Go through the data below and copy it exactly, skipping every picture.
BEGIN INFORMATION SUPPLIED
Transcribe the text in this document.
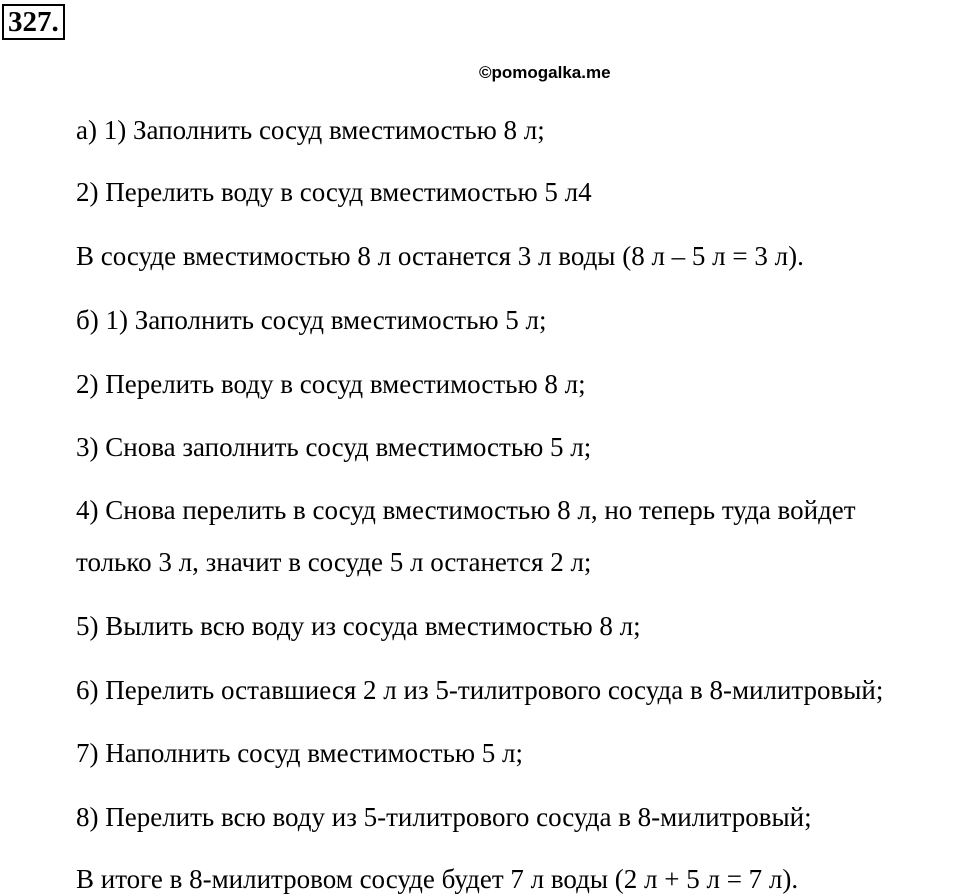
327.
©pomogalka.me
а) 1) Заполнить сосуд вместимостью 8 л;
2) Перелить воду в сосуд вместимостью 5 л4
В сосуде вместимостью 8 л останется 3 л воды (8 л – 5 л = 3 л).
б) 1) Заполнить сосуд вместимостью 5 л;
2) Перелить воду в сосуд вместимостью 8 л;
3) Снова заполнить сосуд вместимостью 5 л;
4) Снова перелить в сосуд вместимостью 8 л, но теперь туда войдет
только 3 л, значит в сосуде 5 л останется 2 л;
5) Вылить всю воду из сосуда вместимостью 8 л;
6) Перелить оставшиеся 2 л из 5-тилитрового сосуда в 8-милитровый;
7) Наполнить сосуд вместимостью 5 л;
8) Перелить всю воду из 5-тилитрового сосуда в 8-милитровый;
В итоге в 8-милитровом сосуде будет 7 л воды (2 л + 5 л = 7 л).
END INFORMATION SUPPLIED
** COMPLETE ANSWER **
Transcribe the text in this document.
327.
©pomogalka.me
а) 1) Заполнить сосуд вместимостью 8 л;
2) Перелить воду в сосуд вместимостью 5 л4
В сосуде вместимостью 8 л останется 3 л воды (8 л – 5 л = 3 л).
б) 1) Заполнить сосуд вместимостью 5 л;
2) Перелить воду в сосуд вместимостью 8 л;
3) Снова заполнить сосуд вместимостью 5 л;
4) Снова перелить в сосуд вместимостью 8 л, но теперь туда войдет
только 3 л, значит в сосуде 5 л останется 2 л;
5) Вылить всю воду из сосуда вместимостью 8 л;
6) Перелить оставшиеся 2 л из 5-тилитрового сосуда в 8-милитровый;
7) Наполнить сосуд вместимостью 5 л;
8) Перелить всю воду из 5-тилитрового сосуда в 8-милитровый;
В итоге в 8-милитровом сосуде будет 7 л воды (2 л + 5 л = 7 л).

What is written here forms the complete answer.